## Task goal
For the listing below, give the count of lines containing the string "under" and nothing else.

Data records:
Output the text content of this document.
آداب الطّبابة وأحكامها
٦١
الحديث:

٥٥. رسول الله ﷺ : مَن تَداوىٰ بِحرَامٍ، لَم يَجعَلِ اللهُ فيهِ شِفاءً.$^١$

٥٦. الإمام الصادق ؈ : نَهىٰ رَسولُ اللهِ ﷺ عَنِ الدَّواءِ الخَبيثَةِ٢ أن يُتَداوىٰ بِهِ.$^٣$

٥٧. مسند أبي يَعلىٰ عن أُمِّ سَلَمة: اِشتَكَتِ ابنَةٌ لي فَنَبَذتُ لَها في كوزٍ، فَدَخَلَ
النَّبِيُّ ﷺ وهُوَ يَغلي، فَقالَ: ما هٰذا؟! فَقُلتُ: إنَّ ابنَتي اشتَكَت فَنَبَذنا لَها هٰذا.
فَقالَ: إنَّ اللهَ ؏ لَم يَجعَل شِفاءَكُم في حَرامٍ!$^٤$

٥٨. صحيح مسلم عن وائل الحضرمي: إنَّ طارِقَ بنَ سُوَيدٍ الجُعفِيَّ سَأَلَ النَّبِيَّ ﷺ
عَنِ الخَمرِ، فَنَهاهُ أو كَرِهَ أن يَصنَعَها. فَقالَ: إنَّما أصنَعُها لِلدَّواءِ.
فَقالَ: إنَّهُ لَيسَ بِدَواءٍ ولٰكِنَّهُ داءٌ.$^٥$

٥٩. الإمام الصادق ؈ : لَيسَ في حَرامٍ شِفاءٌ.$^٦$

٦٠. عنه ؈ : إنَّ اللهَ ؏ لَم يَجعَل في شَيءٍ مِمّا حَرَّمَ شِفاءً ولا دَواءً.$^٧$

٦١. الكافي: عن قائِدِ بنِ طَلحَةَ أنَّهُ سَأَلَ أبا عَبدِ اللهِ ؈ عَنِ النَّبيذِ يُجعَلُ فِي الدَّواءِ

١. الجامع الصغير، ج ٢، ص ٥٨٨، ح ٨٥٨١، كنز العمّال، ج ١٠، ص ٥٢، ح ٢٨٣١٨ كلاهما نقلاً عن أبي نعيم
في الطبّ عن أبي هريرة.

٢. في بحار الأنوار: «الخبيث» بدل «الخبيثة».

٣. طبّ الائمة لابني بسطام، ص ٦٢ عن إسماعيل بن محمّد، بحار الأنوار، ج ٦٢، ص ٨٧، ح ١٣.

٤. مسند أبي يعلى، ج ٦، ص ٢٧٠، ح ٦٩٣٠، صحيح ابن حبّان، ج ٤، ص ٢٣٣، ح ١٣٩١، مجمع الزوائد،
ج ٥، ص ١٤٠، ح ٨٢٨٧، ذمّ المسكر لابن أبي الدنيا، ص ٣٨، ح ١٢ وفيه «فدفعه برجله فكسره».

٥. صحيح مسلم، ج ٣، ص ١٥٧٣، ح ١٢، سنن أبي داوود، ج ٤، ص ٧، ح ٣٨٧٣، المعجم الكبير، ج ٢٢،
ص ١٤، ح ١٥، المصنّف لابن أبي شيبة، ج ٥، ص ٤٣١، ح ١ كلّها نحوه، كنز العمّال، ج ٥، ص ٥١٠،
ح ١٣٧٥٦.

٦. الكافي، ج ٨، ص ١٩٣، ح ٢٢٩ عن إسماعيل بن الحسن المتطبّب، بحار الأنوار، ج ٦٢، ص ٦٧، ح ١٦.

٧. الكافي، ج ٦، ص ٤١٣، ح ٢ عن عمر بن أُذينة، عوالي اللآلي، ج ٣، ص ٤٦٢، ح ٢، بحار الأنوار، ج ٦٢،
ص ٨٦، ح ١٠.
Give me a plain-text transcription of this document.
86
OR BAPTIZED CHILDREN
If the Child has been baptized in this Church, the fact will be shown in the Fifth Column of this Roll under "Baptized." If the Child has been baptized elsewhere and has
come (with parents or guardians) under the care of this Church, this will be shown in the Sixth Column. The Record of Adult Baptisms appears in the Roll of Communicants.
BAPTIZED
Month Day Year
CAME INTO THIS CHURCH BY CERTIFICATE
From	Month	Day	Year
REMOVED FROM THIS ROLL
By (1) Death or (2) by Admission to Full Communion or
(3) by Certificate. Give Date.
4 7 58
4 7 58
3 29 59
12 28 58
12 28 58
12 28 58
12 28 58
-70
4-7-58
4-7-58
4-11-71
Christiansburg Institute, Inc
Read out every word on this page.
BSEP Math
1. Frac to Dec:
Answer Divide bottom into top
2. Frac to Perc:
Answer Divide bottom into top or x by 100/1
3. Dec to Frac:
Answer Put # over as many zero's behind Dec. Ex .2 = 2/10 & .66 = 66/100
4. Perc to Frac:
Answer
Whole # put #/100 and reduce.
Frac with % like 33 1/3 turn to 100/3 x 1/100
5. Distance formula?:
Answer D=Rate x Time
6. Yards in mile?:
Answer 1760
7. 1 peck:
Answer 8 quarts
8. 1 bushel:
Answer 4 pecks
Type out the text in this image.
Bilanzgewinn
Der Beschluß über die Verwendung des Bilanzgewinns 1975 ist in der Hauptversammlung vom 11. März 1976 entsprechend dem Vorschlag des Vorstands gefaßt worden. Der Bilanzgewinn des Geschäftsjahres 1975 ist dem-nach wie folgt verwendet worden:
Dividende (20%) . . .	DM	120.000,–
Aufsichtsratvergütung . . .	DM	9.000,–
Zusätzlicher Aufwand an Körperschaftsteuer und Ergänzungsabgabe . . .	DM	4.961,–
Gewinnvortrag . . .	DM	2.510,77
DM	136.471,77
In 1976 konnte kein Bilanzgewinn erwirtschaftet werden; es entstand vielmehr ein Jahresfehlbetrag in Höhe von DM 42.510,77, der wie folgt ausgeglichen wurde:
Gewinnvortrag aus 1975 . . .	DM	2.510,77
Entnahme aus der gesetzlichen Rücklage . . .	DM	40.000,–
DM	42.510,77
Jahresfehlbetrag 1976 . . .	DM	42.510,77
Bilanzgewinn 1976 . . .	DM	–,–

## Worked answer
2